> **Goal**
Reproduce every line of the items below word for word.

[Excerpts from a layout annotation set]
══════

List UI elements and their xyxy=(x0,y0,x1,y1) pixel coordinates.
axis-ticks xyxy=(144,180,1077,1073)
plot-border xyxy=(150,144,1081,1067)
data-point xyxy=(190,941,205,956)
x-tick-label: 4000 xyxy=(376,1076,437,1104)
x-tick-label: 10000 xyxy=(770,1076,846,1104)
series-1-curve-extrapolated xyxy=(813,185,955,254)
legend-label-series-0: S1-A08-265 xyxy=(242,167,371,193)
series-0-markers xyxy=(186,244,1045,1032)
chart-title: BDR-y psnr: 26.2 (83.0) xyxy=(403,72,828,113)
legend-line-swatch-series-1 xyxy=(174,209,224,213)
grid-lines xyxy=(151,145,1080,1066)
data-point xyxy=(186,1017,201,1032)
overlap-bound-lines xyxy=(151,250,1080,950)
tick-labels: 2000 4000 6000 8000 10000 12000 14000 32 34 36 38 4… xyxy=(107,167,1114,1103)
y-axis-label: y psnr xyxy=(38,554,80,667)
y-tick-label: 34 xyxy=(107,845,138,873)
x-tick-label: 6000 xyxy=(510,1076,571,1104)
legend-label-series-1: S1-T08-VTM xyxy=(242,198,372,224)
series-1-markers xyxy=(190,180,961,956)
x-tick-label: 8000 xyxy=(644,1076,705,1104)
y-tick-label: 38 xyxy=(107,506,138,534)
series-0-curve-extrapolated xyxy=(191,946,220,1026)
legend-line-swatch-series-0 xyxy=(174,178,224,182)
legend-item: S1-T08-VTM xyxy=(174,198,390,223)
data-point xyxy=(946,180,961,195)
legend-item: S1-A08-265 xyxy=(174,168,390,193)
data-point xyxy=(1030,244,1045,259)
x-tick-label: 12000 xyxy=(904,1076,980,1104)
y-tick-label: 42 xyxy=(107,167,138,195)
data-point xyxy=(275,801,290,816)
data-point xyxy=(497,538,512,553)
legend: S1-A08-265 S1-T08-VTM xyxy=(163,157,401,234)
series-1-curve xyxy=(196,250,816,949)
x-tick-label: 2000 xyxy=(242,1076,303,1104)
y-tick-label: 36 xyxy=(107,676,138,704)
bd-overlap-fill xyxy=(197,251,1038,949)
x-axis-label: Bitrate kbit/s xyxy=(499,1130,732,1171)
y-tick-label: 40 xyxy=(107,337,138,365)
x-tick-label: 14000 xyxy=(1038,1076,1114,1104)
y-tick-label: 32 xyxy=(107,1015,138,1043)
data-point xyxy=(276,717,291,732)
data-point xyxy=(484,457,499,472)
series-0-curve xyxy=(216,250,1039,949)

══════

> **Response**
List UI elements and their xyxy=(x0,y0,x1,y1) pixel coordinates.
axis-ticks xyxy=(144,180,1077,1073)
plot-border xyxy=(150,144,1081,1067)
data-point xyxy=(190,941,205,956)
x-tick-label: 4000 xyxy=(376,1076,437,1104)
x-tick-label: 10000 xyxy=(770,1076,846,1104)
series-1-curve-extrapolated xyxy=(813,185,955,254)
legend-label-series-0: S1-A08-265 xyxy=(242,167,371,193)
series-0-markers xyxy=(186,244,1045,1032)
chart-title: BDR-y psnr: 26.2 (83.0) xyxy=(403,72,828,113)
legend-line-swatch-series-1 xyxy=(174,209,224,213)
grid-lines xyxy=(151,145,1080,1066)
data-point xyxy=(186,1017,201,1032)
overlap-bound-lines xyxy=(151,250,1080,950)
tick-labels: 2000 4000 6000 8000 10000 12000 14000 32 34 36 38 4… xyxy=(107,167,1114,1103)
y-axis-label: y psnr xyxy=(38,554,80,667)
y-tick-label: 34 xyxy=(107,845,138,873)
x-tick-label: 6000 xyxy=(510,1076,571,1104)
legend-label-series-1: S1-T08-VTM xyxy=(242,198,372,224)
series-1-markers xyxy=(190,180,961,956)
x-tick-label: 8000 xyxy=(644,1076,705,1104)
y-tick-label: 38 xyxy=(107,506,138,534)
series-0-curve-extrapolated xyxy=(191,946,220,1026)
legend-line-swatch-series-0 xyxy=(174,178,224,182)
legend-item: S1-T08-VTM xyxy=(174,198,390,223)
data-point xyxy=(946,180,961,195)
legend-item: S1-A08-265 xyxy=(174,168,390,193)
data-point xyxy=(1030,244,1045,259)
x-tick-label: 12000 xyxy=(904,1076,980,1104)
y-tick-label: 42 xyxy=(107,167,138,195)
data-point xyxy=(275,801,290,816)
data-point xyxy=(497,538,512,553)
legend: S1-A08-265 S1-T08-VTM xyxy=(163,157,401,234)
series-1-curve xyxy=(196,250,816,949)
x-tick-label: 2000 xyxy=(242,1076,303,1104)
y-tick-label: 36 xyxy=(107,676,138,704)
bd-overlap-fill xyxy=(197,251,1038,949)
x-axis-label: Bitrate kbit/s xyxy=(499,1130,732,1171)
y-tick-label: 40 xyxy=(107,337,138,365)
x-tick-label: 14000 xyxy=(1038,1076,1114,1104)
y-tick-label: 32 xyxy=(107,1015,138,1043)
data-point xyxy=(276,717,291,732)
data-point xyxy=(484,457,499,472)
series-0-curve xyxy=(216,250,1039,949)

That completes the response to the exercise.